### [EXERCISE DETAILS]
Collect all lines below with the string "нетвёрдое".

### [INFORMATION GIVEN]
%%
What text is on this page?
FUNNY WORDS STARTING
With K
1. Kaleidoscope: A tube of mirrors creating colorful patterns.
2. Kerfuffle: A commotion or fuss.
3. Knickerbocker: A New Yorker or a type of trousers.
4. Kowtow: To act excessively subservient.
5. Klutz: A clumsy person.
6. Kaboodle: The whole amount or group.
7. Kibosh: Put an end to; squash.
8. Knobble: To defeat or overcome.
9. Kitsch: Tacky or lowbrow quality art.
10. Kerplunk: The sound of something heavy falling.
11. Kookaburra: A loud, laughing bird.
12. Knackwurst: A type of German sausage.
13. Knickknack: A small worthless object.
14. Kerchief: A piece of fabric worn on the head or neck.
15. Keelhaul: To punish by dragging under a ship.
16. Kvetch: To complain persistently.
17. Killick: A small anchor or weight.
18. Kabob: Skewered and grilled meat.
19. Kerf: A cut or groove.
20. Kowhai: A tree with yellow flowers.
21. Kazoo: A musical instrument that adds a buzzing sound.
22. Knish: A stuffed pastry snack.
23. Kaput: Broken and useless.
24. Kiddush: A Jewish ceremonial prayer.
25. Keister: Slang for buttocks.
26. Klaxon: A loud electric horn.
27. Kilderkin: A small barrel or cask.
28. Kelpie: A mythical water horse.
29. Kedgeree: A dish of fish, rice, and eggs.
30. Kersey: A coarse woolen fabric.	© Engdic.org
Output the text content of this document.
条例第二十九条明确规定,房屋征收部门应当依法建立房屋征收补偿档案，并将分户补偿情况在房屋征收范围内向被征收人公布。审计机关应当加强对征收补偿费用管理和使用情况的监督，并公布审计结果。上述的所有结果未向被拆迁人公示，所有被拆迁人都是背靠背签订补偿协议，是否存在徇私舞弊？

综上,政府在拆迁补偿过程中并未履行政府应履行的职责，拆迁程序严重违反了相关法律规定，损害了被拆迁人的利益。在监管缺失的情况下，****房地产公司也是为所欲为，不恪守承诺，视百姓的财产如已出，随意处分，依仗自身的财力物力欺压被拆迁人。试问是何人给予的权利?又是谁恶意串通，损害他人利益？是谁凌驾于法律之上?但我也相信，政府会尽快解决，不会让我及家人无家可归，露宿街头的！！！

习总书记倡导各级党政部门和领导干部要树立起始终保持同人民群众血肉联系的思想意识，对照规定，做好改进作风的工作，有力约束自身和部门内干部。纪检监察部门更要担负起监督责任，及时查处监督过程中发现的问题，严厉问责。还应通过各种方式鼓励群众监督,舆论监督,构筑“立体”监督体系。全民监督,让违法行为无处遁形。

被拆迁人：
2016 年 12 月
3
%%
%%
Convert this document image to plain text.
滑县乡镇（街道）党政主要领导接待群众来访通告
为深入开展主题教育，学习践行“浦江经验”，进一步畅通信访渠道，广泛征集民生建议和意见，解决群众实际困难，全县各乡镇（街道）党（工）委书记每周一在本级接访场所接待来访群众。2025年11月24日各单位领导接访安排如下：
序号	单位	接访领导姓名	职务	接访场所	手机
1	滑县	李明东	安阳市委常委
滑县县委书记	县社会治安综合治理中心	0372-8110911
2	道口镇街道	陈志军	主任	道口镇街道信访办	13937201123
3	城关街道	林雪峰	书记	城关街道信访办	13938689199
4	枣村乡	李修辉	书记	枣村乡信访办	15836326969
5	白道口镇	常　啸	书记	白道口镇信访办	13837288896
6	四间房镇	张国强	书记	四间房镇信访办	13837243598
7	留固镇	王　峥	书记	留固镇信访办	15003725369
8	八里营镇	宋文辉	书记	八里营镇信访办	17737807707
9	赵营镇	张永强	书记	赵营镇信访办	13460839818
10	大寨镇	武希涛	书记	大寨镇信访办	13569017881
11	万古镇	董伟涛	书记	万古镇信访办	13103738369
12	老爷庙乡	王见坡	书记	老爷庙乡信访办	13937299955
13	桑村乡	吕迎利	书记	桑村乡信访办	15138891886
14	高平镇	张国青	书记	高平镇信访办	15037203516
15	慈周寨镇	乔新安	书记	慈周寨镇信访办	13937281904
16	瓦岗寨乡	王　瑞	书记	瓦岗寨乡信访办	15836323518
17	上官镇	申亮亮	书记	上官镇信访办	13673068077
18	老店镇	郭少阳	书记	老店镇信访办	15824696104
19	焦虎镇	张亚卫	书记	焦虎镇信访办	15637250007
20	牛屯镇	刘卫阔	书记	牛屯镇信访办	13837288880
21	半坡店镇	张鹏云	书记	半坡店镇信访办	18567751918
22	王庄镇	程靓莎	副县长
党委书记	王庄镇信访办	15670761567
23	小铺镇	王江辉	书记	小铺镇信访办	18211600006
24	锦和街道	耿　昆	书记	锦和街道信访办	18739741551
%%
%%
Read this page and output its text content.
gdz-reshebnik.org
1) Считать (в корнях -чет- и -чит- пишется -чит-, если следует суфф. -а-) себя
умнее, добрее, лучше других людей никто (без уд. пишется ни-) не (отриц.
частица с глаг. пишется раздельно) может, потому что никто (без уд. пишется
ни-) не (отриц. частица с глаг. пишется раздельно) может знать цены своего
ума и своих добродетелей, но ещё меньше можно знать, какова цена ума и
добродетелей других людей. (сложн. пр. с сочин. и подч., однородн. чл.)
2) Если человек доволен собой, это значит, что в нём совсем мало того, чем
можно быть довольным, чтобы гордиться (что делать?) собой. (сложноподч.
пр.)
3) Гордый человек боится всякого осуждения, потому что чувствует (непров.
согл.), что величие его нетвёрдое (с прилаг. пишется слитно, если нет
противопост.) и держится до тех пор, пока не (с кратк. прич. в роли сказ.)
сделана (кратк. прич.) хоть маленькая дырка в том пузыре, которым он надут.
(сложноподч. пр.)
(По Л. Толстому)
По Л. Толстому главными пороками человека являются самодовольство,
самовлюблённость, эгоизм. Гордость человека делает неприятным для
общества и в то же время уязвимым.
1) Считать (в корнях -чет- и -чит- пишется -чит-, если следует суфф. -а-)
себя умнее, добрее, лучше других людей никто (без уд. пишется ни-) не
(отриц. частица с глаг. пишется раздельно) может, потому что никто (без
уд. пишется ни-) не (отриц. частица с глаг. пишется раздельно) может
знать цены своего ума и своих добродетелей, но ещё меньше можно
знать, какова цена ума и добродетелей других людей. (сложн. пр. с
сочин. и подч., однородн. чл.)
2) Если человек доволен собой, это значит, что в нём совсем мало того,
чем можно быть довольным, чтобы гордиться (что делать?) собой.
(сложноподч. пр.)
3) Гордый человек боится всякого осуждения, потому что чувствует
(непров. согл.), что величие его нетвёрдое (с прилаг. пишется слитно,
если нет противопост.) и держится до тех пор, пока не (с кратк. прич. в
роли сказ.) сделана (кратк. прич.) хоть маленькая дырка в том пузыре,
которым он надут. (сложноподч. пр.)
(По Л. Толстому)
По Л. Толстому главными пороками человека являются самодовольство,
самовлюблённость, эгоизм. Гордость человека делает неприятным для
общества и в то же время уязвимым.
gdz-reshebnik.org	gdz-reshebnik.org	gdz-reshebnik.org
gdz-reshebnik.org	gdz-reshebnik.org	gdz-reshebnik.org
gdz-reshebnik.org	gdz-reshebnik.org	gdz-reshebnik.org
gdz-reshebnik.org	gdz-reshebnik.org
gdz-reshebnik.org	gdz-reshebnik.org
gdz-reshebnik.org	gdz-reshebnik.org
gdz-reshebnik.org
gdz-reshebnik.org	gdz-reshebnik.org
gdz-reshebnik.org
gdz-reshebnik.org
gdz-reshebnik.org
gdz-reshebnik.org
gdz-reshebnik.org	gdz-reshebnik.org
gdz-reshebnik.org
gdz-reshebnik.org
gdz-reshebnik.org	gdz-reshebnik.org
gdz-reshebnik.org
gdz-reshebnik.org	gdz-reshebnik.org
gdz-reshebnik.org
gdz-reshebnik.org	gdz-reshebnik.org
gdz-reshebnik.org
%%
### [TASK ANSWER]
согл.), что величие его нетвёрдое (с прилаг. пишется слитно, если нет
(непров. согл.), что величие его нетвёрдое (с прилаг. пишется слитно,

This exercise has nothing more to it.